Exercise:
Copy every line, leaving nothing out and adding nothing.

Supplied entries:
****
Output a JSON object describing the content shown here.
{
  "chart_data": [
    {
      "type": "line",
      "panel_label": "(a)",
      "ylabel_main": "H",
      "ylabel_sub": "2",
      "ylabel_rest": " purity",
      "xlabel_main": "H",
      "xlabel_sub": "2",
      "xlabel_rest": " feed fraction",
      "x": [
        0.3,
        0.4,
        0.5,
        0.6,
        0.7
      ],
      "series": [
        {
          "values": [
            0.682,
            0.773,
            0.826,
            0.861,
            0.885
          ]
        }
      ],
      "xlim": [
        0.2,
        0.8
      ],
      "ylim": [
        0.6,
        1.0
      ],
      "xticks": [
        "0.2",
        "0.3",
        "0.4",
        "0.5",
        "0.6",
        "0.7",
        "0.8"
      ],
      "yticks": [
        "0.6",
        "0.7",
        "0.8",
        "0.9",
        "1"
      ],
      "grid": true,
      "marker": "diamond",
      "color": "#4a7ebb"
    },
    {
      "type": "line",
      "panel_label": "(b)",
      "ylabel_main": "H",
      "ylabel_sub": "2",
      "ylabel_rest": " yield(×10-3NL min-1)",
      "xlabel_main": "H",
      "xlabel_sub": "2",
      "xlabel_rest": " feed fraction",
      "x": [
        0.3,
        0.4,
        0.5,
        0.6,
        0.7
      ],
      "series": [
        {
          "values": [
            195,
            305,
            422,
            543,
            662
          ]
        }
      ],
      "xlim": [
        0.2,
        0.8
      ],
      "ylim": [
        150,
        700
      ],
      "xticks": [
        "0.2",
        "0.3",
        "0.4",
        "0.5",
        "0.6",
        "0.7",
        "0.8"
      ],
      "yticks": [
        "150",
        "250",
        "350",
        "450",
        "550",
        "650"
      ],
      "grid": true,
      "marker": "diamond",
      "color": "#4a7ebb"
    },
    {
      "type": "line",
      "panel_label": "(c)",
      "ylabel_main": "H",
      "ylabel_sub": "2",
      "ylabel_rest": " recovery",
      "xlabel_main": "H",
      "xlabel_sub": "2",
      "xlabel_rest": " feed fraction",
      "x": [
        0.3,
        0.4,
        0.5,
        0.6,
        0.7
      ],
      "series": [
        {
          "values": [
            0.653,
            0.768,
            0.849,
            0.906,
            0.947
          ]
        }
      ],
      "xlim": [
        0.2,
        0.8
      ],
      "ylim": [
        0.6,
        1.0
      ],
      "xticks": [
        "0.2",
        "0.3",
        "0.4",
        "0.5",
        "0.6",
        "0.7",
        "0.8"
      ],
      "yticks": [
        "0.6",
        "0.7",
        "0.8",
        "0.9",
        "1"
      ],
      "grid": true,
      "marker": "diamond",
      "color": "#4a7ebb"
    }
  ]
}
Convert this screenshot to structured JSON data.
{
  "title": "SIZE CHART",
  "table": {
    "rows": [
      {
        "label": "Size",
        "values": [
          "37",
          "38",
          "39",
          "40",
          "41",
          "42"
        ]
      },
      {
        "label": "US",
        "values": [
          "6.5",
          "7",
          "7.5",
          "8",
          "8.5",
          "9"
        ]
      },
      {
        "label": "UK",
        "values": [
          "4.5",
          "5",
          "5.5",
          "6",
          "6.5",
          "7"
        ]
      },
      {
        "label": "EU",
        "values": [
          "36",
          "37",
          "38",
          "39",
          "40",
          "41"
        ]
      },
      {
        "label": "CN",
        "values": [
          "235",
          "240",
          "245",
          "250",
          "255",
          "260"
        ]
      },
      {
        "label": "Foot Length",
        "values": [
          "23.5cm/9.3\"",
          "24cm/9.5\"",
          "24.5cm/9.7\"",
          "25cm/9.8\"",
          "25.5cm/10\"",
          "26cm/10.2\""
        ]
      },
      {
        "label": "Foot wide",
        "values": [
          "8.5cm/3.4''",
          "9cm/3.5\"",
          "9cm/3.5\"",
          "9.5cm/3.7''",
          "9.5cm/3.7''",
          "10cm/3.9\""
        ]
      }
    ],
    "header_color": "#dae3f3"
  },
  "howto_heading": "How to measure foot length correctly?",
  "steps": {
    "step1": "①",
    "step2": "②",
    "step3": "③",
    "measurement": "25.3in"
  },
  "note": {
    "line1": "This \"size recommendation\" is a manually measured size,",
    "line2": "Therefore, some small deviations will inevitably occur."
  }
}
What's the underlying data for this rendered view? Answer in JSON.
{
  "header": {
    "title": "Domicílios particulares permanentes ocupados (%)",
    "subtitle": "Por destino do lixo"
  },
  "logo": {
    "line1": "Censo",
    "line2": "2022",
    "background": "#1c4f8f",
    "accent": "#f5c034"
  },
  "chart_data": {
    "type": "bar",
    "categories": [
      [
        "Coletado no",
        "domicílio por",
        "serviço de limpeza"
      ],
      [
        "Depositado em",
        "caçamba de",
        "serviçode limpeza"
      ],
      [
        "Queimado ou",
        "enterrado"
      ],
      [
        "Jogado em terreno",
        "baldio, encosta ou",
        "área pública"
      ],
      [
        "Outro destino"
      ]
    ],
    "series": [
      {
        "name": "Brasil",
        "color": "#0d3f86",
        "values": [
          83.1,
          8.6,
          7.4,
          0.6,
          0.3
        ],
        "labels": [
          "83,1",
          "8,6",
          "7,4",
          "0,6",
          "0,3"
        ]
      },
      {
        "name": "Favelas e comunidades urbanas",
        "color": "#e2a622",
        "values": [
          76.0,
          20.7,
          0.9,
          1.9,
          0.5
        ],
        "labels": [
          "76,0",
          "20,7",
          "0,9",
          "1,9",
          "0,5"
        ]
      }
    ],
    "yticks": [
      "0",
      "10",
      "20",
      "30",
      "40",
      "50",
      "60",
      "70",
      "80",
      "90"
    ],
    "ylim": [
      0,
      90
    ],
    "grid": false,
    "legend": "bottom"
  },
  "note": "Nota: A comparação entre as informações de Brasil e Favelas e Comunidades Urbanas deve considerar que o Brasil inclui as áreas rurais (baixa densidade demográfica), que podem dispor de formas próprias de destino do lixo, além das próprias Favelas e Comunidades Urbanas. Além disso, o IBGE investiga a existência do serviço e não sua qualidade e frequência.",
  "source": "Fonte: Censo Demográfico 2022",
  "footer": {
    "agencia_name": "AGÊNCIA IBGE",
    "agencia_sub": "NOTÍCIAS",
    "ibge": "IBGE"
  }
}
****
Output for this task:
Output a JSON object describing the content shown here.
{
  "chart_data": [
    {
      "type": "line",
      "panel_label": "(a)",
      "ylabel_main": "H",
      "ylabel_sub": "2",
      "ylabel_rest": " purity",
      "xlabel_main": "H",
      "xlabel_sub": "2",
      "xlabel_rest": " feed fraction",
      "x": [
        0.3,
        0.4,
        0.5,
        0.6,
        0.7
      ],
      "series": [
        {
          "values": [
            0.682,
            0.773,
            0.826,
            0.861,
            0.885
          ]
        }
      ],
      "xlim": [
        0.2,
        0.8
      ],
      "ylim": [
        0.6,
        1.0
      ],
      "xticks": [
        "0.2",
        "0.3",
        "0.4",
        "0.5",
        "0.6",
        "0.7",
        "0.8"
      ],
      "yticks": [
        "0.6",
        "0.7",
        "0.8",
        "0.9",
        "1"
      ],
      "grid": true,
      "marker": "diamond",
      "color": "#4a7ebb"
    },
    {
      "type": "line",
      "panel_label": "(b)",
      "ylabel_main": "H",
      "ylabel_sub": "2",
      "ylabel_rest": " yield(×10-3NL min-1)",
      "xlabel_main": "H",
      "xlabel_sub": "2",
      "xlabel_rest": " feed fraction",
      "x": [
        0.3,
        0.4,
        0.5,
        0.6,
        0.7
      ],
      "series": [
        {
          "values": [
            195,
            305,
            422,
            543,
            662
          ]
        }
      ],
      "xlim": [
        0.2,
        0.8
      ],
      "ylim": [
        150,
        700
      ],
      "xticks": [
        "0.2",
        "0.3",
        "0.4",
        "0.5",
        "0.6",
        "0.7",
        "0.8"
      ],
      "yticks": [
        "150",
        "250",
        "350",
        "450",
        "550",
        "650"
      ],
      "grid": true,
      "marker": "diamond",
      "color": "#4a7ebb"
    },
    {
      "type": "line",
      "panel_label": "(c)",
      "ylabel_main": "H",
      "ylabel_sub": "2",
      "ylabel_rest": " recovery",
      "xlabel_main": "H",
      "xlabel_sub": "2",
      "xlabel_rest": " feed fraction",
      "x": [
        0.3,
        0.4,
        0.5,
        0.6,
        0.7
      ],
      "series": [
        {
          "values": [
            0.653,
            0.768,
            0.849,
            0.906,
            0.947
          ]
        }
      ],
      "xlim": [
        0.2,
        0.8
      ],
      "ylim": [
        0.6,
        1.0
      ],
      "xticks": [
        "0.2",
        "0.3",
        "0.4",
        "0.5",
        "0.6",
        "0.7",
        "0.8"
      ],
      "yticks": [
        "0.6",
        "0.7",
        "0.8",
        "0.9",
        "1"
      ],
      "grid": true,
      "marker": "diamond",
      "color": "#4a7ebb"
    }
  ]
}
Convert this screenshot to structured JSON data.
{
  "title": "SIZE CHART",
  "table": {
    "rows": [
      {
        "label": "Size",
        "values": [
          "37",
          "38",
          "39",
          "40",
          "41",
          "42"
        ]
      },
      {
        "label": "US",
        "values": [
          "6.5",
          "7",
          "7.5",
          "8",
          "8.5",
          "9"
        ]
      },
      {
        "label": "UK",
        "values": [
          "4.5",
          "5",
          "5.5",
          "6",
          "6.5",
          "7"
        ]
      },
      {
        "label": "EU",
        "values": [
          "36",
          "37",
          "38",
          "39",
          "40",
          "41"
        ]
      },
      {
        "label": "CN",
        "values": [
          "235",
          "240",
          "245",
          "250",
          "255",
          "260"
        ]
      },
      {
        "label": "Foot Length",
        "values": [
          "23.5cm/9.3\"",
          "24cm/9.5\"",
          "24.5cm/9.7\"",
          "25cm/9.8\"",
          "25.5cm/10\"",
          "26cm/10.2\""
        ]
      },
      {
        "label": "Foot wide",
        "values": [
          "8.5cm/3.4''",
          "9cm/3.5\"",
          "9cm/3.5\"",
          "9.5cm/3.7''",
          "9.5cm/3.7''",
          "10cm/3.9\""
        ]
      }
    ],
    "header_color": "#dae3f3"
  },
  "howto_heading": "How to measure foot length correctly?",
  "steps": {
    "step1": "①",
    "step2": "②",
    "step3": "③",
    "measurement": "25.3in"
  },
  "note": {
    "line1": "This \"size recommendation\" is a manually measured size,",
    "line2": "Therefore, some small deviations will inevitably occur."
  }
}
What's the underlying data for this rendered view? Answer in JSON.
{
  "header": {
    "title": "Domicílios particulares permanentes ocupados (%)",
    "subtitle": "Por destino do lixo"
  },
  "logo": {
    "line1": "Censo",
    "line2": "2022",
    "background": "#1c4f8f",
    "accent": "#f5c034"
  },
  "chart_data": {
    "type": "bar",
    "categories": [
      [
        "Coletado no",
        "domicílio por",
        "serviço de limpeza"
      ],
      [
        "Depositado em",
        "caçamba de",
        "serviçode limpeza"
      ],
      [
        "Queimado ou",
        "enterrado"
      ],
      [
        "Jogado em terreno",
        "baldio, encosta ou",
        "área pública"
      ],
      [
        "Outro destino"
      ]
    ],
    "series": [
      {
        "name": "Brasil",
        "color": "#0d3f86",
        "values": [
          83.1,
          8.6,
          7.4,
          0.6,
          0.3
        ],
        "labels": [
          "83,1",
          "8,6",
          "7,4",
          "0,6",
          "0,3"
        ]
      },
      {
        "name": "Favelas e comunidades urbanas",
        "color": "#e2a622",
        "values": [
          76.0,
          20.7,
          0.9,
          1.9,
          0.5
        ],
        "labels": [
          "76,0",
          "20,7",
          "0,9",
          "1,9",
          "0,5"
        ]
      }
    ],
    "yticks": [
      "0",
      "10",
      "20",
      "30",
      "40",
      "50",
      "60",
      "70",
      "80",
      "90"
    ],
    "ylim": [
      0,
      90
    ],
    "grid": false,
    "legend": "bottom"
  },
  "note": "Nota: A comparação entre as informações de Brasil e Favelas e Comunidades Urbanas deve considerar que o Brasil inclui as áreas rurais (baixa densidade demográfica), que podem dispor de formas próprias de destino do lixo, além das próprias Favelas e Comunidades Urbanas. Além disso, o IBGE investiga a existência do serviço e não sua qualidade e frequência.",
  "source": "Fonte: Censo Demográfico 2022",
  "footer": {
    "agencia_name": "AGÊNCIA IBGE",
    "agencia_sub": "NOTÍCIAS",
    "ibge": "IBGE"
  }
}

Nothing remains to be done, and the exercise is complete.